Saved data entries
-*-

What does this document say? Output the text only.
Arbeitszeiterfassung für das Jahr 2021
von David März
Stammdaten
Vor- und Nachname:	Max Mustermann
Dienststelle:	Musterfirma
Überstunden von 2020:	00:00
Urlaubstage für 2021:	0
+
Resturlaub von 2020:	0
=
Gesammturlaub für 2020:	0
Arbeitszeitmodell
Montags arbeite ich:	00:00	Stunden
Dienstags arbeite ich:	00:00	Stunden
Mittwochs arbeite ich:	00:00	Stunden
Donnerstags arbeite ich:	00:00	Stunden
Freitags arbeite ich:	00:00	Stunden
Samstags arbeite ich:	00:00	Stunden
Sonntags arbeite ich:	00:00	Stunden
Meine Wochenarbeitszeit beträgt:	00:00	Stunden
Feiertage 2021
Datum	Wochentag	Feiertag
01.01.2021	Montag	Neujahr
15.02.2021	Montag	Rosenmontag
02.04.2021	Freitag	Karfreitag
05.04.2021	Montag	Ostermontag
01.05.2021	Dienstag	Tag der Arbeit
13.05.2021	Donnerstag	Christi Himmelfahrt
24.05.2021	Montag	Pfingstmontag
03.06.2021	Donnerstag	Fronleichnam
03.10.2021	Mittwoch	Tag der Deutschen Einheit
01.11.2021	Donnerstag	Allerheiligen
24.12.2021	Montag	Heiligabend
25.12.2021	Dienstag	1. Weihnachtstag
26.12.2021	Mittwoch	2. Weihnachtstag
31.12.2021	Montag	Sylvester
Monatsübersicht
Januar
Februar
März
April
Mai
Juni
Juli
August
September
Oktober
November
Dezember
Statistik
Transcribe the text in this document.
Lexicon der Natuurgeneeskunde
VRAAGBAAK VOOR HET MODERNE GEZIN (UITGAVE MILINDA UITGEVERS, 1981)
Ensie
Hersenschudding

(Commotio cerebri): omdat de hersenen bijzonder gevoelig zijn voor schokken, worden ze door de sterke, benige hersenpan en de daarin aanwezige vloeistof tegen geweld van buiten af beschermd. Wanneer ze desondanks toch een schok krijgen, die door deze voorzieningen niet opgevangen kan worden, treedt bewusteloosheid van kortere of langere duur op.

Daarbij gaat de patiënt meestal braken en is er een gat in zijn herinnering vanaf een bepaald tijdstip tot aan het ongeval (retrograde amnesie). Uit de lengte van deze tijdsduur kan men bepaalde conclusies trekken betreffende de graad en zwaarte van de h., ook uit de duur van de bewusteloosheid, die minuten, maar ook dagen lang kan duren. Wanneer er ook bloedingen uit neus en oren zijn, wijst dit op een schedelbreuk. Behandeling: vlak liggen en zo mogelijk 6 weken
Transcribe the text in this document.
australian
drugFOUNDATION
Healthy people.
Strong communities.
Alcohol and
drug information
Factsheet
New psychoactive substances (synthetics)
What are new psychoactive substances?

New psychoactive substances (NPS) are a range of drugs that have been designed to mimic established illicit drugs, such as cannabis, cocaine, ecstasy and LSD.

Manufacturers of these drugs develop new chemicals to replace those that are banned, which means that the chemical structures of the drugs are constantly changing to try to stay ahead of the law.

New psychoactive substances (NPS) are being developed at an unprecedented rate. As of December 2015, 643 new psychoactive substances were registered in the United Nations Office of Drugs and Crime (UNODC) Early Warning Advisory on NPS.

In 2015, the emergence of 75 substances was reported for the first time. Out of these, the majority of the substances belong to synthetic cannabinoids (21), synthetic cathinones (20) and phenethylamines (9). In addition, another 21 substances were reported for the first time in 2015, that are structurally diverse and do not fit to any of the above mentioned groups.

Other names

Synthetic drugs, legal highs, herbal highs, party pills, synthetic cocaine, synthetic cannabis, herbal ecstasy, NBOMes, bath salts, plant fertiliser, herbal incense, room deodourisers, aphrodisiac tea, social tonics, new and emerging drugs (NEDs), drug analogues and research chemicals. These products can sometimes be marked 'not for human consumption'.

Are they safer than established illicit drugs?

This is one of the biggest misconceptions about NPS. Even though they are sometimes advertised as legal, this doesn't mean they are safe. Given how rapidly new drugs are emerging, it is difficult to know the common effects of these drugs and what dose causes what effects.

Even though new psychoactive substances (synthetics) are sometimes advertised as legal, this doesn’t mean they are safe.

-*-

Written request:
Of the lines in this listing, how many contain "arbeite"? Reply with the number and nothing more.

Result:
7